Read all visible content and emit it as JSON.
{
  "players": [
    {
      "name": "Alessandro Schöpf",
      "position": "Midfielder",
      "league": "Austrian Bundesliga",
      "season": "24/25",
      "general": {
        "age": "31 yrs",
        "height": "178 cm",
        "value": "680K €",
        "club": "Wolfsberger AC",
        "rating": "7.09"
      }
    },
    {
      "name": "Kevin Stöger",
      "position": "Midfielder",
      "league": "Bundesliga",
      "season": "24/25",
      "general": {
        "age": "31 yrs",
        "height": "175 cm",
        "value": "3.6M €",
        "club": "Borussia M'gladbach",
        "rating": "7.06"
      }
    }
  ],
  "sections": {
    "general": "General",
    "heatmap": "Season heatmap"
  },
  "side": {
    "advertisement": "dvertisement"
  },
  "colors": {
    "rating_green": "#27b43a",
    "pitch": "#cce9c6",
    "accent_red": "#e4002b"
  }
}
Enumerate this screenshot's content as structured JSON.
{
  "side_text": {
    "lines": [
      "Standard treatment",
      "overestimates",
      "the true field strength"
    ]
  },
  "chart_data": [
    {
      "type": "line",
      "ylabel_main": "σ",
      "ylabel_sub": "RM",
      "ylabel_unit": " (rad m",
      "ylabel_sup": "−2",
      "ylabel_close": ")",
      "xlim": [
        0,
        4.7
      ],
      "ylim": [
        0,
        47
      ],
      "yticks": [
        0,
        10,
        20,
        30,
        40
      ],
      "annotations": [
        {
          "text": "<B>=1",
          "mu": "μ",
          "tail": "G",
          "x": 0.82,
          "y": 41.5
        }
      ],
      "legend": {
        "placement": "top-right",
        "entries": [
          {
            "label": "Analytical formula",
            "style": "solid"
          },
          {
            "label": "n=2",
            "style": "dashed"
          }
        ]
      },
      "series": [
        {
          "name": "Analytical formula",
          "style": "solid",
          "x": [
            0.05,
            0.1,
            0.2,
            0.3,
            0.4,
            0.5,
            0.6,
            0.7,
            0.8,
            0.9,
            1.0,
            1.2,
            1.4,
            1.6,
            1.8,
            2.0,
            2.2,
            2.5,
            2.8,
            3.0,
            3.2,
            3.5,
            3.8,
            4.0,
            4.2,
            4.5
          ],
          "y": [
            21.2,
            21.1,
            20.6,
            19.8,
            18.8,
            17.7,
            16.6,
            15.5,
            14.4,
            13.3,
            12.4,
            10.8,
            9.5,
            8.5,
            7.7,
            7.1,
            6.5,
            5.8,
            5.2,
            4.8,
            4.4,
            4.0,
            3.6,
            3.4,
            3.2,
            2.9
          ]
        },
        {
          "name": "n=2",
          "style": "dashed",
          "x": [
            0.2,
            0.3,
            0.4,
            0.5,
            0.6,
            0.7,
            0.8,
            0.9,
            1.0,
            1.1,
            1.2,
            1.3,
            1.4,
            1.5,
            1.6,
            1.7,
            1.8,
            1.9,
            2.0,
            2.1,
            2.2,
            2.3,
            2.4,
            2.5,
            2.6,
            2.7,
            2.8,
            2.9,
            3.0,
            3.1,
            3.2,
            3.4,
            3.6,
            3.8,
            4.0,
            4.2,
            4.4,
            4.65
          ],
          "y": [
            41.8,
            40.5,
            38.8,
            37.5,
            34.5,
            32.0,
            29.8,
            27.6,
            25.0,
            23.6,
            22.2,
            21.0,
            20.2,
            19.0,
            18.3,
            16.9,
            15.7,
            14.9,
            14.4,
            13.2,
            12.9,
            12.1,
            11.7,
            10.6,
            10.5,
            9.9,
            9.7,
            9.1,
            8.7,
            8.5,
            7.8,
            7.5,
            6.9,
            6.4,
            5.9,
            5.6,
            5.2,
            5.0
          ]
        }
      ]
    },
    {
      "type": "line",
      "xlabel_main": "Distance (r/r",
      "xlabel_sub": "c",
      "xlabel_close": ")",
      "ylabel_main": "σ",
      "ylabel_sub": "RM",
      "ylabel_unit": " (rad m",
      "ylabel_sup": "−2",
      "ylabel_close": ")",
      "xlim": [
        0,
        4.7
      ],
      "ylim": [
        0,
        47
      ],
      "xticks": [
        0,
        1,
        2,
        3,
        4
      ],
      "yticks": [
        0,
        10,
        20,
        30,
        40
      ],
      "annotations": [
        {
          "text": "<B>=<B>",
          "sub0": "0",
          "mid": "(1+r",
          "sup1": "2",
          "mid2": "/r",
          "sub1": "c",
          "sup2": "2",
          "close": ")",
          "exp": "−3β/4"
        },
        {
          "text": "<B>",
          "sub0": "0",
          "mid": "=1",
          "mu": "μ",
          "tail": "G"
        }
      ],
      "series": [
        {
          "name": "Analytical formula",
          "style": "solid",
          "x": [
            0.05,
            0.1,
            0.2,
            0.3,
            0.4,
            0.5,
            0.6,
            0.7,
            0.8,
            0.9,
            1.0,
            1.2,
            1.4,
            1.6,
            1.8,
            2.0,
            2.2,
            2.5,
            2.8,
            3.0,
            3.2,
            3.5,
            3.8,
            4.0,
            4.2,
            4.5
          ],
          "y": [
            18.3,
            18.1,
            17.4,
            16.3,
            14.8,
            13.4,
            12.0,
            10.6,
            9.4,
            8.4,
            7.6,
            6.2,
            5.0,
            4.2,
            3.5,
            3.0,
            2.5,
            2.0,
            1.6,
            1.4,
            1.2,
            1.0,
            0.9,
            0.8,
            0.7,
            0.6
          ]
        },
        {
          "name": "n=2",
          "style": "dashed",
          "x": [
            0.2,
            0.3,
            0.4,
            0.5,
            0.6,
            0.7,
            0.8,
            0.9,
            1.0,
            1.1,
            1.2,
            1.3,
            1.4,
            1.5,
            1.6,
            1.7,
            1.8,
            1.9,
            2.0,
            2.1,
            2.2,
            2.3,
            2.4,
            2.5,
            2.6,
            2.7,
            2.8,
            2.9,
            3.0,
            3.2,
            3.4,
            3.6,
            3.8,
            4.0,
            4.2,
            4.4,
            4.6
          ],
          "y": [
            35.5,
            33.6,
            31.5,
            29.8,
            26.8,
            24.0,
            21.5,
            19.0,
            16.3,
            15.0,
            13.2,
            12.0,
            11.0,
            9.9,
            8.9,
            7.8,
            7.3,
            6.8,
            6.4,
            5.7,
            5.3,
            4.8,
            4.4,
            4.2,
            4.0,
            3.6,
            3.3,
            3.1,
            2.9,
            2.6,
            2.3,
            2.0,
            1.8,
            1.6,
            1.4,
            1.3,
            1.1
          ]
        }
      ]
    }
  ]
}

════════════════════

Task -
Quote each line of the listing above exactly.

Reply to the task -
Read all visible content and emit it as JSON.
{
  "players": [
    {
      "name": "Alessandro Schöpf",
      "position": "Midfielder",
      "league": "Austrian Bundesliga",
      "season": "24/25",
      "general": {
        "age": "31 yrs",
        "height": "178 cm",
        "value": "680K €",
        "club": "Wolfsberger AC",
        "rating": "7.09"
      }
    },
    {
      "name": "Kevin Stöger",
      "position": "Midfielder",
      "league": "Bundesliga",
      "season": "24/25",
      "general": {
        "age": "31 yrs",
        "height": "175 cm",
        "value": "3.6M €",
        "club": "Borussia M'gladbach",
        "rating": "7.06"
      }
    }
  ],
  "sections": {
    "general": "General",
    "heatmap": "Season heatmap"
  },
  "side": {
    "advertisement": "dvertisement"
  },
  "colors": {
    "rating_green": "#27b43a",
    "pitch": "#cce9c6",
    "accent_red": "#e4002b"
  }
}
Enumerate this screenshot's content as structured JSON.
{
  "side_text": {
    "lines": [
      "Standard treatment",
      "overestimates",
      "the true field strength"
    ]
  },
  "chart_data": [
    {
      "type": "line",
      "ylabel_main": "σ",
      "ylabel_sub": "RM",
      "ylabel_unit": " (rad m",
      "ylabel_sup": "−2",
      "ylabel_close": ")",
      "xlim": [
        0,
        4.7
      ],
      "ylim": [
        0,
        47
      ],
      "yticks": [
        0,
        10,
        20,
        30,
        40
      ],
      "annotations": [
        {
          "text": "<B>=1",
          "mu": "μ",
          "tail": "G",
          "x": 0.82,
          "y": 41.5
        }
      ],
      "legend": {
        "placement": "top-right",
        "entries": [
          {
            "label": "Analytical formula",
            "style": "solid"
          },
          {
            "label": "n=2",
            "style": "dashed"
          }
        ]
      },
      "series": [
        {
          "name": "Analytical formula",
          "style": "solid",
          "x": [
            0.05,
            0.1,
            0.2,
            0.3,
            0.4,
            0.5,
            0.6,
            0.7,
            0.8,
            0.9,
            1.0,
            1.2,
            1.4,
            1.6,
            1.8,
            2.0,
            2.2,
            2.5,
            2.8,
            3.0,
            3.2,
            3.5,
            3.8,
            4.0,
            4.2,
            4.5
          ],
          "y": [
            21.2,
            21.1,
            20.6,
            19.8,
            18.8,
            17.7,
            16.6,
            15.5,
            14.4,
            13.3,
            12.4,
            10.8,
            9.5,
            8.5,
            7.7,
            7.1,
            6.5,
            5.8,
            5.2,
            4.8,
            4.4,
            4.0,
            3.6,
            3.4,
            3.2,
            2.9
          ]
        },
        {
          "name": "n=2",
          "style": "dashed",
          "x": [
            0.2,
            0.3,
            0.4,
            0.5,
            0.6,
            0.7,
            0.8,
            0.9,
            1.0,
            1.1,
            1.2,
            1.3,
            1.4,
            1.5,
            1.6,
            1.7,
            1.8,
            1.9,
            2.0,
            2.1,
            2.2,
            2.3,
            2.4,
            2.5,
            2.6,
            2.7,
            2.8,
            2.9,
            3.0,
            3.1,
            3.2,
            3.4,
            3.6,
            3.8,
            4.0,
            4.2,
            4.4,
            4.65
          ],
          "y": [
            41.8,
            40.5,
            38.8,
            37.5,
            34.5,
            32.0,
            29.8,
            27.6,
            25.0,
            23.6,
            22.2,
            21.0,
            20.2,
            19.0,
            18.3,
            16.9,
            15.7,
            14.9,
            14.4,
            13.2,
            12.9,
            12.1,
            11.7,
            10.6,
            10.5,
            9.9,
            9.7,
            9.1,
            8.7,
            8.5,
            7.8,
            7.5,
            6.9,
            6.4,
            5.9,
            5.6,
            5.2,
            5.0
          ]
        }
      ]
    },
    {
      "type": "line",
      "xlabel_main": "Distance (r/r",
      "xlabel_sub": "c",
      "xlabel_close": ")",
      "ylabel_main": "σ",
      "ylabel_sub": "RM",
      "ylabel_unit": " (rad m",
      "ylabel_sup": "−2",
      "ylabel_close": ")",
      "xlim": [
        0,
        4.7
      ],
      "ylim": [
        0,
        47
      ],
      "xticks": [
        0,
        1,
        2,
        3,
        4
      ],
      "yticks": [
        0,
        10,
        20,
        30,
        40
      ],
      "annotations": [
        {
          "text": "<B>=<B>",
          "sub0": "0",
          "mid": "(1+r",
          "sup1": "2",
          "mid2": "/r",
          "sub1": "c",
          "sup2": "2",
          "close": ")",
          "exp": "−3β/4"
        },
        {
          "text": "<B>",
          "sub0": "0",
          "mid": "=1",
          "mu": "μ",
          "tail": "G"
        }
      ],
      "series": [
        {
          "name": "Analytical formula",
          "style": "solid",
          "x": [
            0.05,
            0.1,
            0.2,
            0.3,
            0.4,
            0.5,
            0.6,
            0.7,
            0.8,
            0.9,
            1.0,
            1.2,
            1.4,
            1.6,
            1.8,
            2.0,
            2.2,
            2.5,
            2.8,
            3.0,
            3.2,
            3.5,
            3.8,
            4.0,
            4.2,
            4.5
          ],
          "y": [
            18.3,
            18.1,
            17.4,
            16.3,
            14.8,
            13.4,
            12.0,
            10.6,
            9.4,
            8.4,
            7.6,
            6.2,
            5.0,
            4.2,
            3.5,
            3.0,
            2.5,
            2.0,
            1.6,
            1.4,
            1.2,
            1.0,
            0.9,
            0.8,
            0.7,
            0.6
          ]
        },
        {
          "name": "n=2",
          "style": "dashed",
          "x": [
            0.2,
            0.3,
            0.4,
            0.5,
            0.6,
            0.7,
            0.8,
            0.9,
            1.0,
            1.1,
            1.2,
            1.3,
            1.4,
            1.5,
            1.6,
            1.7,
            1.8,
            1.9,
            2.0,
            2.1,
            2.2,
            2.3,
            2.4,
            2.5,
            2.6,
            2.7,
            2.8,
            2.9,
            3.0,
            3.2,
            3.4,
            3.6,
            3.8,
            4.0,
            4.2,
            4.4,
            4.6
          ],
          "y": [
            35.5,
            33.6,
            31.5,
            29.8,
            26.8,
            24.0,
            21.5,
            19.0,
            16.3,
            15.0,
            13.2,
            12.0,
            11.0,
            9.9,
            8.9,
            7.8,
            7.3,
            6.8,
            6.4,
            5.7,
            5.3,
            4.8,
            4.4,
            4.2,
            4.0,
            3.6,
            3.3,
            3.1,
            2.9,
            2.6,
            2.3,
            2.0,
            1.8,
            1.6,
            1.4,
            1.3,
            1.1
          ]
        }
      ]
    }
  ]
}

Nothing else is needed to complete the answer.